## TASK
Copy the lines holding the word "approach", all of them.

━━━ RECORD SET ━━━

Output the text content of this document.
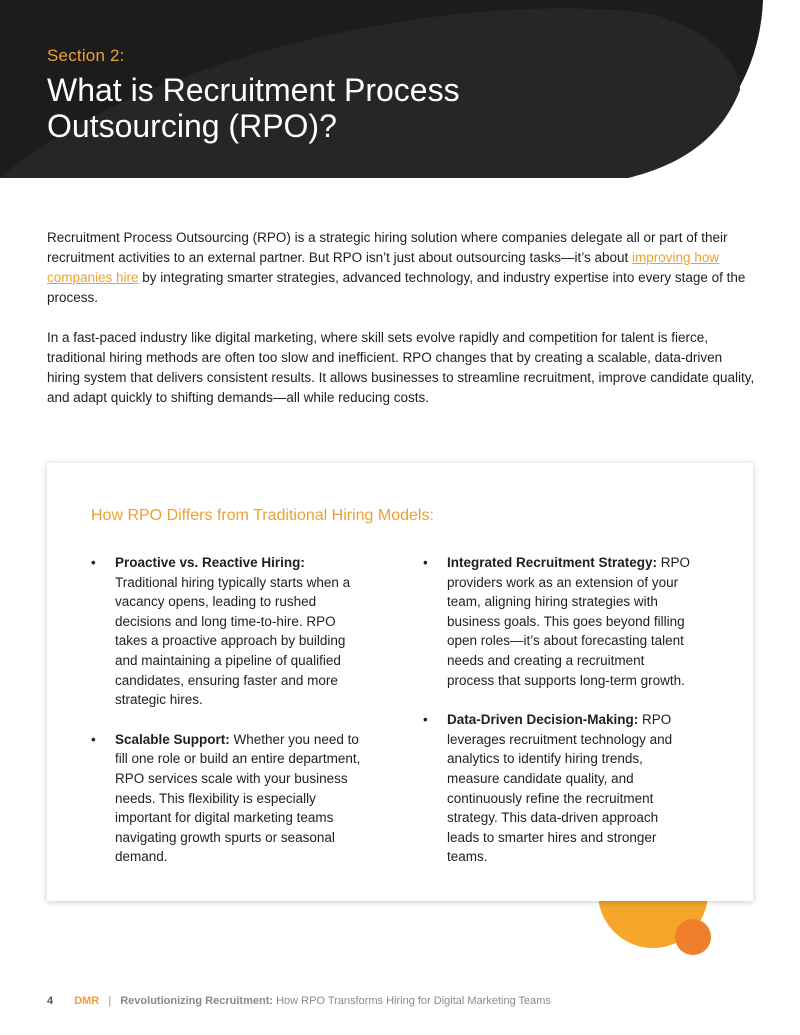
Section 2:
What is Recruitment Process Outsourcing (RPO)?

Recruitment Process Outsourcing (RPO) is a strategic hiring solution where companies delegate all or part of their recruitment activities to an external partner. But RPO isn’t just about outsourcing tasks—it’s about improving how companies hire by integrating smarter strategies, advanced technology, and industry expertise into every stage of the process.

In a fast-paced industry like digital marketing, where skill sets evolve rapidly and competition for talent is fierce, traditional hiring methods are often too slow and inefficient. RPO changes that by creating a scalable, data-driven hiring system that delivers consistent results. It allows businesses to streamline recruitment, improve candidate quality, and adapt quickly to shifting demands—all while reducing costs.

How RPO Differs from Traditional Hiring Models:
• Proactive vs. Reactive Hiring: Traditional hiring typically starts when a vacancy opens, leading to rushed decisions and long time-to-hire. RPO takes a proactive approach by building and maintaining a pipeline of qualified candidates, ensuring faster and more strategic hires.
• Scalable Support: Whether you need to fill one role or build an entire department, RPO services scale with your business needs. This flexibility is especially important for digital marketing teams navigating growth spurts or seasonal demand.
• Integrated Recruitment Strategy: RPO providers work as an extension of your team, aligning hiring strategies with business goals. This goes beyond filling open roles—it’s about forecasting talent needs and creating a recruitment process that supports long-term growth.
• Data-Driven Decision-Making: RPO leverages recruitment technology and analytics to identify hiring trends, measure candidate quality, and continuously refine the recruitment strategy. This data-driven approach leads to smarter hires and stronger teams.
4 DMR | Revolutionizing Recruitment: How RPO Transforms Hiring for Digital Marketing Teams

━━━
━━━ RECORD SET ━━━

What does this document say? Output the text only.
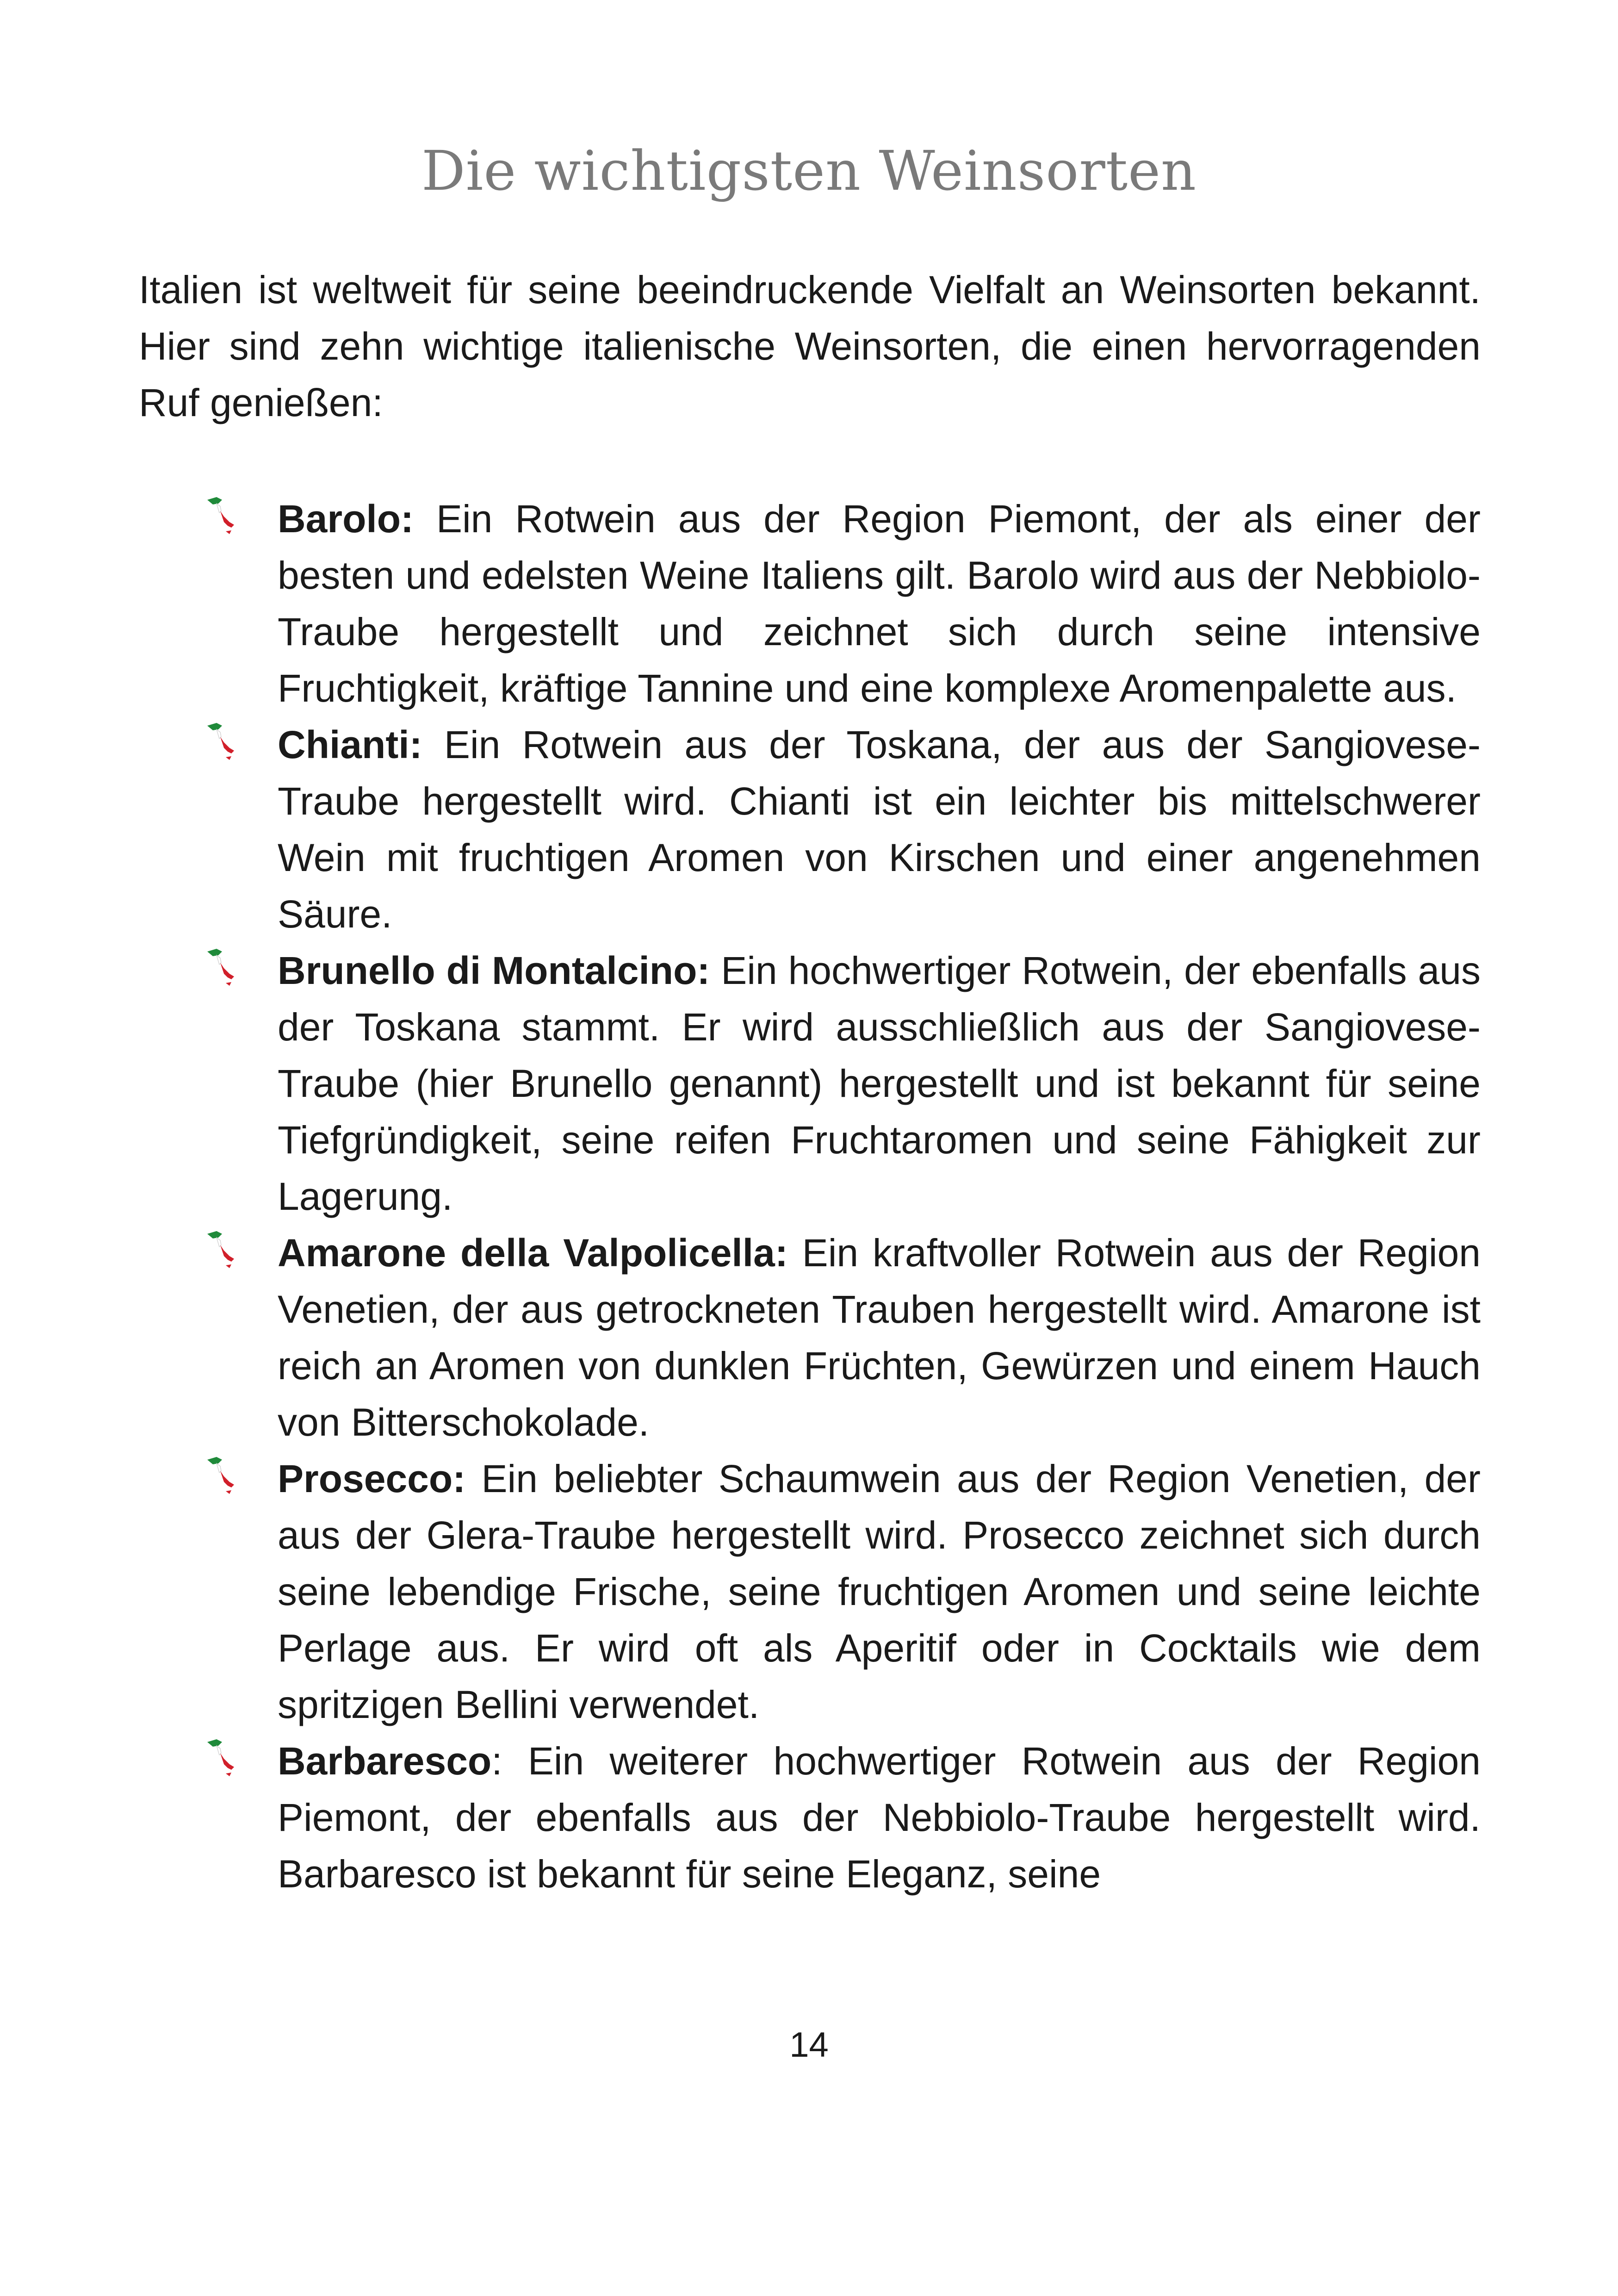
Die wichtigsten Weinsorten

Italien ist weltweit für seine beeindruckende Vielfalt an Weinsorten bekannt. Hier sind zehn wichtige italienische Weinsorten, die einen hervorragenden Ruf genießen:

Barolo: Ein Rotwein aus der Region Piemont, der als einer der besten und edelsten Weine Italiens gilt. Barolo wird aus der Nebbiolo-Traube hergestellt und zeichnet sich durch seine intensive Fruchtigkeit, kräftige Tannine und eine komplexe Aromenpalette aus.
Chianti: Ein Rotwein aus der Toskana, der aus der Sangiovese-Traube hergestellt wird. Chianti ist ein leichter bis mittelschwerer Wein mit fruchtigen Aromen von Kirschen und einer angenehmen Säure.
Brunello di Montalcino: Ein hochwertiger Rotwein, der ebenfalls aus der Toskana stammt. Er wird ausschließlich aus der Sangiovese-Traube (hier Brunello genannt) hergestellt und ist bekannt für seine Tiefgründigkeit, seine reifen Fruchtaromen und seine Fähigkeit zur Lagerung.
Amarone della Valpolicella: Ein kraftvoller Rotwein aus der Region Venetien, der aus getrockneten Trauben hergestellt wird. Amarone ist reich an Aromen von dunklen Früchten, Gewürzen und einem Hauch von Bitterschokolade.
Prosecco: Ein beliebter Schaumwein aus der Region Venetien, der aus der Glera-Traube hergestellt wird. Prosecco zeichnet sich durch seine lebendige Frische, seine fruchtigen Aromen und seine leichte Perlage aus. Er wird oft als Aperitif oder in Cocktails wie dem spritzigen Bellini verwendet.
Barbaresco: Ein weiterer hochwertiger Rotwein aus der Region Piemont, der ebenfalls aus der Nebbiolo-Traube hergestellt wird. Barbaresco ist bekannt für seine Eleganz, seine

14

━━━

## SOLUTION TO THE EXERCISE
• Proactive vs. Reactive Hiring: Traditional hiring typically starts when a vacancy opens, leading to rushed decisions and long time-to-hire. RPO takes a proactive approach by building and maintaining a pipeline of qualified candidates, ensuring faster and more strategic hires.
• Data-Driven Decision-Making: RPO leverages recruitment technology and analytics to identify hiring trends, measure candidate quality, and continuously refine the recruitment strategy. This data-driven approach leads to smarter hires and stronger teams.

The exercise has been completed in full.